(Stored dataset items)
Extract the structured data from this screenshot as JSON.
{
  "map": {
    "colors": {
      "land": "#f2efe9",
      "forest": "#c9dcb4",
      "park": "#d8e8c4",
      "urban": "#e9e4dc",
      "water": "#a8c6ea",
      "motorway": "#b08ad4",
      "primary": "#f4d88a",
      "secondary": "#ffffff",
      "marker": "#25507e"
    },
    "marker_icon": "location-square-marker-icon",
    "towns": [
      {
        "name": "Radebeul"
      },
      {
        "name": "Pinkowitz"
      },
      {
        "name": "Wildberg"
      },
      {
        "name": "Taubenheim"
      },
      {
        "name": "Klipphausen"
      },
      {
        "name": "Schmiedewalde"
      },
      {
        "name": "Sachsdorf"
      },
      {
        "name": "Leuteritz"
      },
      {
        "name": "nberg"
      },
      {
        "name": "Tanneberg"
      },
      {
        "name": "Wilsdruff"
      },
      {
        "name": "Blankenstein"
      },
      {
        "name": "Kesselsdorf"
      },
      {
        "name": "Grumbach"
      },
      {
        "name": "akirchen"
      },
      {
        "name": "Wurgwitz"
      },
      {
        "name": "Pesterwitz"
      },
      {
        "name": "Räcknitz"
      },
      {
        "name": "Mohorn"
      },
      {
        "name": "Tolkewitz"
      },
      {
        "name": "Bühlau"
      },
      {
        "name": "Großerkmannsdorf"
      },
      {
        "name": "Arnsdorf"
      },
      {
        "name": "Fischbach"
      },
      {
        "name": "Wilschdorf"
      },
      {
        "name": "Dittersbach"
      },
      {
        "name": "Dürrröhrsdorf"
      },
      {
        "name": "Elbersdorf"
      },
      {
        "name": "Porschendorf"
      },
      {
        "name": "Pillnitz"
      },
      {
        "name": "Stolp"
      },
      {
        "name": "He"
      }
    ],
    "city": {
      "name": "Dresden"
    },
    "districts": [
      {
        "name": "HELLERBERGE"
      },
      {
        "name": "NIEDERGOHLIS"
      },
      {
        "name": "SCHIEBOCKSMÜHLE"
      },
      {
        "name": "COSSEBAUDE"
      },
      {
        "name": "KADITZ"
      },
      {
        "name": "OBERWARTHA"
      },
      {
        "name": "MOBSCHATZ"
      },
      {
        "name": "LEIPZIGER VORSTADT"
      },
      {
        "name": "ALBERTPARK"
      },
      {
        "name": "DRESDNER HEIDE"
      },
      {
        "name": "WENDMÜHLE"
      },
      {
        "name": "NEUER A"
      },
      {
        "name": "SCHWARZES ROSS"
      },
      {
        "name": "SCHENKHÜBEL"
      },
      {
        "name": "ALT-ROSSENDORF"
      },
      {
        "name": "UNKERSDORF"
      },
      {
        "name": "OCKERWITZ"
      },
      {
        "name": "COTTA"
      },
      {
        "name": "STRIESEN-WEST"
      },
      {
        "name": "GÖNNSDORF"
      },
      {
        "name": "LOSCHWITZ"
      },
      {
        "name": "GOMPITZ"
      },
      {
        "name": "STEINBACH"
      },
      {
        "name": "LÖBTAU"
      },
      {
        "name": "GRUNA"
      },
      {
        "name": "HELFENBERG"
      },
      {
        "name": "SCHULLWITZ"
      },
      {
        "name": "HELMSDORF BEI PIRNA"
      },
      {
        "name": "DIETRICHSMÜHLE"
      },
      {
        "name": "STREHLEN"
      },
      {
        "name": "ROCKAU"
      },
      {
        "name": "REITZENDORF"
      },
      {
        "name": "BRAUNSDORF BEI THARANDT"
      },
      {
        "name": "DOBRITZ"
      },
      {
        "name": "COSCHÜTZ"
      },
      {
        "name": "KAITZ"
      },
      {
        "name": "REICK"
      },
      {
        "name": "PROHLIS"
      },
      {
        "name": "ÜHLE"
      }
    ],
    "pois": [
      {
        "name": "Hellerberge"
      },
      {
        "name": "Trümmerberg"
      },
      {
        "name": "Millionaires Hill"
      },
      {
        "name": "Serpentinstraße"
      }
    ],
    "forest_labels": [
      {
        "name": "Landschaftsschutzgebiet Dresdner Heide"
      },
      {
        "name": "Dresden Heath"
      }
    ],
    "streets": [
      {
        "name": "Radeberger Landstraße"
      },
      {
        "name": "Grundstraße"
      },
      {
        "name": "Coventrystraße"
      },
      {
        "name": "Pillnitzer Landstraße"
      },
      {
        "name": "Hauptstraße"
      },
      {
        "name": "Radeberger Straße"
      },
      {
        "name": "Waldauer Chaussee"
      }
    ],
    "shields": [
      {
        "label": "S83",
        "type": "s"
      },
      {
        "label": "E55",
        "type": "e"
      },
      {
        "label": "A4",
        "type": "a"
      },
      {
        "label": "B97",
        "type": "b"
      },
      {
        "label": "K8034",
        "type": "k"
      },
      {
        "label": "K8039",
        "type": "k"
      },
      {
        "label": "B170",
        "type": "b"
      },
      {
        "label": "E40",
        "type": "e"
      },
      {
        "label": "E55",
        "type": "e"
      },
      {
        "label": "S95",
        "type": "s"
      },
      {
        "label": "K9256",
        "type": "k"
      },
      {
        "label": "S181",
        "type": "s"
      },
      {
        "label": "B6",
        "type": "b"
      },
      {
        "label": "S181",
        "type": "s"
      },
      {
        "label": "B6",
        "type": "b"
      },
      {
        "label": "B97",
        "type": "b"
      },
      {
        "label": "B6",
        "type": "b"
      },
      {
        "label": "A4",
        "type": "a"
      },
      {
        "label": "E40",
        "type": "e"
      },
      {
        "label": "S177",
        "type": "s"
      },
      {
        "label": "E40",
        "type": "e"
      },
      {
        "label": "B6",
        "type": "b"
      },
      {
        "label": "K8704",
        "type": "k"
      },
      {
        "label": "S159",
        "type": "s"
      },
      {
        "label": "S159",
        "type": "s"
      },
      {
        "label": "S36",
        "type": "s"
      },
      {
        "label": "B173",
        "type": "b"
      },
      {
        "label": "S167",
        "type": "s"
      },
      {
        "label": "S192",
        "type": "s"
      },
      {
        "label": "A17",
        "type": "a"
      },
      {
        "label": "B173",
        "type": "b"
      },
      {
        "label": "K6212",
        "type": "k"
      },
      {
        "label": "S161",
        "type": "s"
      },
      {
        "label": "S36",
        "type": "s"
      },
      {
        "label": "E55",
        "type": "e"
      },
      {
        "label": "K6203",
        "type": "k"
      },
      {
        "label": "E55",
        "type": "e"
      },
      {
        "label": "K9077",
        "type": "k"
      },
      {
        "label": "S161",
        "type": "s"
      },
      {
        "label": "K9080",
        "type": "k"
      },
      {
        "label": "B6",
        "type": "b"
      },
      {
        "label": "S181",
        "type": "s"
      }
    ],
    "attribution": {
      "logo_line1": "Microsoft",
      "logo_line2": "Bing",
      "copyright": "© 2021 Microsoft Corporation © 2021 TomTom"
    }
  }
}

*Exercise task*: Scan the records above for the string "Radeberger", then select every line that holds it.

*Exercise solution*:
        "name": "Radeberger Landstraße"
        "name": "Radeberger Straße"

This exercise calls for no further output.